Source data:
==============================
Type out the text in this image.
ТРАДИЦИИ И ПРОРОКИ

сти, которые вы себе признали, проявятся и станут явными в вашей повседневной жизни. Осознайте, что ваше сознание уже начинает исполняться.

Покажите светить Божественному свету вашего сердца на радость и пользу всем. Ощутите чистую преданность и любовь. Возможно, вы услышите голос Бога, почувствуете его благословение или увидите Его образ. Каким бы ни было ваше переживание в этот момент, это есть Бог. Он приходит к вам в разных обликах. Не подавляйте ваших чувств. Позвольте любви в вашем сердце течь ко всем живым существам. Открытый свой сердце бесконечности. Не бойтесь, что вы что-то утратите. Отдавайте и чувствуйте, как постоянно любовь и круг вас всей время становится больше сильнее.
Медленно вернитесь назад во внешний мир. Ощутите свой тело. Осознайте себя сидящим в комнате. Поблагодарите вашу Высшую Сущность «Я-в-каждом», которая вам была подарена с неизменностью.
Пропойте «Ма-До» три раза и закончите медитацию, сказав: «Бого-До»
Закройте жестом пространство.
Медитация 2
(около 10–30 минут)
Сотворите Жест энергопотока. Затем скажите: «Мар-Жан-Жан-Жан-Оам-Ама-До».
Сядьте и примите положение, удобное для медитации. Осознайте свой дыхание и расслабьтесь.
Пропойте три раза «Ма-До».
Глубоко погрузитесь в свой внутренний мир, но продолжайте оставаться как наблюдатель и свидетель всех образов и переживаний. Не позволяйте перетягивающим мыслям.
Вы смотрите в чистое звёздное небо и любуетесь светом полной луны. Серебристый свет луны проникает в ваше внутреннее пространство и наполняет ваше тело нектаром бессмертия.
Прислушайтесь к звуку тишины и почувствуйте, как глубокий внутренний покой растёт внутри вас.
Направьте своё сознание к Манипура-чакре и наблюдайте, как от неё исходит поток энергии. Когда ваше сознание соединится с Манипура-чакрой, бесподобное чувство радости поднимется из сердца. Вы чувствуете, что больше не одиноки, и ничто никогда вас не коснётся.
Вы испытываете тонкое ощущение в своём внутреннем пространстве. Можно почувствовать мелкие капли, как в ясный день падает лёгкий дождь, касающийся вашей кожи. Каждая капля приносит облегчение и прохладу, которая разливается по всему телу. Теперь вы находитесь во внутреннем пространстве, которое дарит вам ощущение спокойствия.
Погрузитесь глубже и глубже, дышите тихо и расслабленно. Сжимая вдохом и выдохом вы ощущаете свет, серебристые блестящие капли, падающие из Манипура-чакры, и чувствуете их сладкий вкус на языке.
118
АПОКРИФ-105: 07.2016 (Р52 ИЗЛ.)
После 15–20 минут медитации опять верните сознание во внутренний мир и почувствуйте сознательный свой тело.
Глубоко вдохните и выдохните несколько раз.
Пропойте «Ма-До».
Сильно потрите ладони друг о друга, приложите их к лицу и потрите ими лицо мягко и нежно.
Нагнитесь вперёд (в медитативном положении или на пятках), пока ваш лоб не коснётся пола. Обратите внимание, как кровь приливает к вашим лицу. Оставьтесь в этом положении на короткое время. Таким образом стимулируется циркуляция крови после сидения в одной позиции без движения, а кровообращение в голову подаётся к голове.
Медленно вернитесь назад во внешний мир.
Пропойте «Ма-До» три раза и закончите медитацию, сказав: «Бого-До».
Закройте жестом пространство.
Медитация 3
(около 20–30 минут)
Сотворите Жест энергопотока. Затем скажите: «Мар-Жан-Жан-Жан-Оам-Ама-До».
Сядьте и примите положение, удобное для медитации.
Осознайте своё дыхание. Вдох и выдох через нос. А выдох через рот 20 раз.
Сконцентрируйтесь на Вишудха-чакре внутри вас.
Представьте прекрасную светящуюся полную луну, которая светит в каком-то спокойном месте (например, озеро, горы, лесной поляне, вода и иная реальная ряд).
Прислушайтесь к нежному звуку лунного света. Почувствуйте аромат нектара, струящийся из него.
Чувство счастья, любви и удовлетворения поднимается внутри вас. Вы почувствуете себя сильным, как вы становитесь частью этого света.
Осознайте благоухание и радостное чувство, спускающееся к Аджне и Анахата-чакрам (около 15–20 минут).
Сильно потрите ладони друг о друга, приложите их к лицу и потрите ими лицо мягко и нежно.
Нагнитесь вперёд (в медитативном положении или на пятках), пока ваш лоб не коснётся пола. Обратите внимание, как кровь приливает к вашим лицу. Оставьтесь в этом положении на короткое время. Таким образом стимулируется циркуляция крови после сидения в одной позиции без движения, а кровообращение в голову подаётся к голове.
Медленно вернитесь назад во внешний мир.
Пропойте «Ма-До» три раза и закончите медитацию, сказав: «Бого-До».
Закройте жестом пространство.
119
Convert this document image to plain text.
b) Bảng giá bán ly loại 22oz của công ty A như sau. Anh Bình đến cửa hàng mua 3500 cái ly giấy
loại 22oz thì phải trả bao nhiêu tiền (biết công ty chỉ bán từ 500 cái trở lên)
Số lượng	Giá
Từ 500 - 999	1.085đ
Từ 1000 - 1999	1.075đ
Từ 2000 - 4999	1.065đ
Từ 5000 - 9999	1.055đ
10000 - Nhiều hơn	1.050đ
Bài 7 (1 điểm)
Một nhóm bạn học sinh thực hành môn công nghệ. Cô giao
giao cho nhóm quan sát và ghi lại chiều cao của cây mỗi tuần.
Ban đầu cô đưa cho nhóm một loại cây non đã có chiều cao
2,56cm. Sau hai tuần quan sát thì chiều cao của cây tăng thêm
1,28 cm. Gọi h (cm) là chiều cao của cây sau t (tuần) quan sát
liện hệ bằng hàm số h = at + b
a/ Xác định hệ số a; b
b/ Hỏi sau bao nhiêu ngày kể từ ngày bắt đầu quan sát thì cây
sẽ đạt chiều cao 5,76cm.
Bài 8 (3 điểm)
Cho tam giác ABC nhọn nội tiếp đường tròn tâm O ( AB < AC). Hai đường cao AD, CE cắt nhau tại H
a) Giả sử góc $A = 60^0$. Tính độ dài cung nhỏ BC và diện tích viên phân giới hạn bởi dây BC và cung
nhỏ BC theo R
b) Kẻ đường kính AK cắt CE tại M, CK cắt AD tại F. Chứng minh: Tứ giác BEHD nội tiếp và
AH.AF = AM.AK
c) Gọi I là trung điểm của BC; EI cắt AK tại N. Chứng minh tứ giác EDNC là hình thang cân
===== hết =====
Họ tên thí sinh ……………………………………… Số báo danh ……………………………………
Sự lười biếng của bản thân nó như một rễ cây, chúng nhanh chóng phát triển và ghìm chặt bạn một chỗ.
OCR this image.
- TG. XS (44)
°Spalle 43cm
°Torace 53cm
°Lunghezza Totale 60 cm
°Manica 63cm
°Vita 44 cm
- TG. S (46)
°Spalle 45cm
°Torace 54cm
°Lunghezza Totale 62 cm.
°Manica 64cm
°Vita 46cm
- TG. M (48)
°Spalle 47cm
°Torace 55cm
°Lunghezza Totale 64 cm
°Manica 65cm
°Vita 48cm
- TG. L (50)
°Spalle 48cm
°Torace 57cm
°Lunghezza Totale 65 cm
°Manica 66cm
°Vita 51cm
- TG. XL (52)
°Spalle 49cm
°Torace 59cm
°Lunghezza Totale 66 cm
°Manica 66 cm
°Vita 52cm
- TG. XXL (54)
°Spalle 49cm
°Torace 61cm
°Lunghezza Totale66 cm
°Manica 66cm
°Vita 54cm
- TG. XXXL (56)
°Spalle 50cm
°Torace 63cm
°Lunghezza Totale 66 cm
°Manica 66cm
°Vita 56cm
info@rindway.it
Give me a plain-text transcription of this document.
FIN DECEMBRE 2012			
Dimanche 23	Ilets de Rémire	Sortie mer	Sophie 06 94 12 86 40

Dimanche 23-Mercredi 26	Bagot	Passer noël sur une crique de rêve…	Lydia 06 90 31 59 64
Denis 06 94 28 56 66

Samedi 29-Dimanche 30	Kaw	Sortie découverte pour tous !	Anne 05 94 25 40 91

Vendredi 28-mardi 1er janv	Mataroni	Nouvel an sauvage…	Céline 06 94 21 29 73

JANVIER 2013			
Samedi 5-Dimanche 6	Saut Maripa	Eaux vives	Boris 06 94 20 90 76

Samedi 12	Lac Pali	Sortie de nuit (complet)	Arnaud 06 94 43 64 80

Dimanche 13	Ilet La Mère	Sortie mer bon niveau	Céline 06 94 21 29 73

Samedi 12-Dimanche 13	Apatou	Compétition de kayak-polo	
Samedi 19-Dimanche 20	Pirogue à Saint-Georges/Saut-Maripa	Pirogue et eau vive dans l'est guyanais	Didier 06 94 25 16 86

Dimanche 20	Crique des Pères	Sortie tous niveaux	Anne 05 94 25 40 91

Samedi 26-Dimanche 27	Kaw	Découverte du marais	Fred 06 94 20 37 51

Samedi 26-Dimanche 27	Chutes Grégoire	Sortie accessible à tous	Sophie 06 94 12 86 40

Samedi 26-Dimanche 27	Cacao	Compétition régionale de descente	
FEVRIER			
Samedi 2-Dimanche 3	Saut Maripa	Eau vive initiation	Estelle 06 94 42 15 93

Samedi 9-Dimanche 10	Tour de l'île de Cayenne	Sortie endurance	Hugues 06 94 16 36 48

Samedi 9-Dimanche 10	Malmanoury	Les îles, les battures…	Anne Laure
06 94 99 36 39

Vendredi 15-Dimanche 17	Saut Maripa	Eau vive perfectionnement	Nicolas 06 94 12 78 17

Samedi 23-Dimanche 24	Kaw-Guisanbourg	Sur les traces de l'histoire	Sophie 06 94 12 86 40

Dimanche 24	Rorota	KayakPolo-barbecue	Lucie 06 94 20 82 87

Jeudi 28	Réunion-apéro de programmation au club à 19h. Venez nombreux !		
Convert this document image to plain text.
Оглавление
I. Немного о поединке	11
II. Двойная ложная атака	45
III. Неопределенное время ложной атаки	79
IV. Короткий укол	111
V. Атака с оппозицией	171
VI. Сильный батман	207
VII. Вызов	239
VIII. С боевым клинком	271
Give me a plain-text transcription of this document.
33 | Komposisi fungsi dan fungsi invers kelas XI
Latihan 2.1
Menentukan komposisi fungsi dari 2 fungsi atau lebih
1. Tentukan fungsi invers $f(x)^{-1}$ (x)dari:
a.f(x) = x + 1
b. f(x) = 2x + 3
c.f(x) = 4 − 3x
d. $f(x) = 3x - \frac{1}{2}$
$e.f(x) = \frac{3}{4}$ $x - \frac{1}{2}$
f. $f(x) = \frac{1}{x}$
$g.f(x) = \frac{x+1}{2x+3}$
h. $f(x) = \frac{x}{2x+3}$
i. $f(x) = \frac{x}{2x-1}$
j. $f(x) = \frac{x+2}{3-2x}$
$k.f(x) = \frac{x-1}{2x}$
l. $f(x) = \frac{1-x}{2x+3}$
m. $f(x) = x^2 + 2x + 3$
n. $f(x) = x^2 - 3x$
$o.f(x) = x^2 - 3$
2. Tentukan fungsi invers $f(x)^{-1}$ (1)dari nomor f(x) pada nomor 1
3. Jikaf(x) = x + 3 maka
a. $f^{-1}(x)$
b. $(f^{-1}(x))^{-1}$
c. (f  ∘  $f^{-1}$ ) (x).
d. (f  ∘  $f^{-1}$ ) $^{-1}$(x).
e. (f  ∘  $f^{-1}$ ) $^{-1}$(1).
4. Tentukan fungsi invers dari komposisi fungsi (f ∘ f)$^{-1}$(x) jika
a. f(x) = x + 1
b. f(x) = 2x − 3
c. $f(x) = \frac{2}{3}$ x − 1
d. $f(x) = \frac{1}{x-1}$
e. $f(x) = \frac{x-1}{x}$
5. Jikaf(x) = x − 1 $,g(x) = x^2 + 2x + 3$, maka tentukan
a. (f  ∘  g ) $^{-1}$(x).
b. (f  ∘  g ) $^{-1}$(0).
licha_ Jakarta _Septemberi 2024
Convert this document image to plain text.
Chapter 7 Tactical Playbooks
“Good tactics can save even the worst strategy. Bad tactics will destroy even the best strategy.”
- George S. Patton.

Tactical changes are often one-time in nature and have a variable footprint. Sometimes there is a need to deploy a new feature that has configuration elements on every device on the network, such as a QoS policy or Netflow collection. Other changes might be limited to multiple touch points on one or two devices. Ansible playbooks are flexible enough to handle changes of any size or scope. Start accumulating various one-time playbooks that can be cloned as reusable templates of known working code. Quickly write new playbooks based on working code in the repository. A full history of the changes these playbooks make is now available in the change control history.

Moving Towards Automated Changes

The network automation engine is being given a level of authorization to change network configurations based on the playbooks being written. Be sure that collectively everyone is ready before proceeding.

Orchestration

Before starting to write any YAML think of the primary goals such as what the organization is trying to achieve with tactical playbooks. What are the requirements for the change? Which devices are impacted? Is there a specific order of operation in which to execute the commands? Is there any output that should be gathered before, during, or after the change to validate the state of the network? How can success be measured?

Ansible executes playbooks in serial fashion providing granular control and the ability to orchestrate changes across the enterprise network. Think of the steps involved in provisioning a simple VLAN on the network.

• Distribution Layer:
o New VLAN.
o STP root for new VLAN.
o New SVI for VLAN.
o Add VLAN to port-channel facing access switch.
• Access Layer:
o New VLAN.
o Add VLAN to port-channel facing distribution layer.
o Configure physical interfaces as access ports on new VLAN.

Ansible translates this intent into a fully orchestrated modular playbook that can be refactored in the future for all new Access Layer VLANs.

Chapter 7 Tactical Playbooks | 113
==============================
→ **Your task**: Extract all lines of the records above that include "Céline".

→ **Solution**:
Vendredi 28-mardi 1er janv	Mataroni	Nouvel an sauvage…	Céline 06 94 21 29 73
Dimanche 13	Ilet La Mère	Sortie mer bon niveau	Céline 06 94 21 29 73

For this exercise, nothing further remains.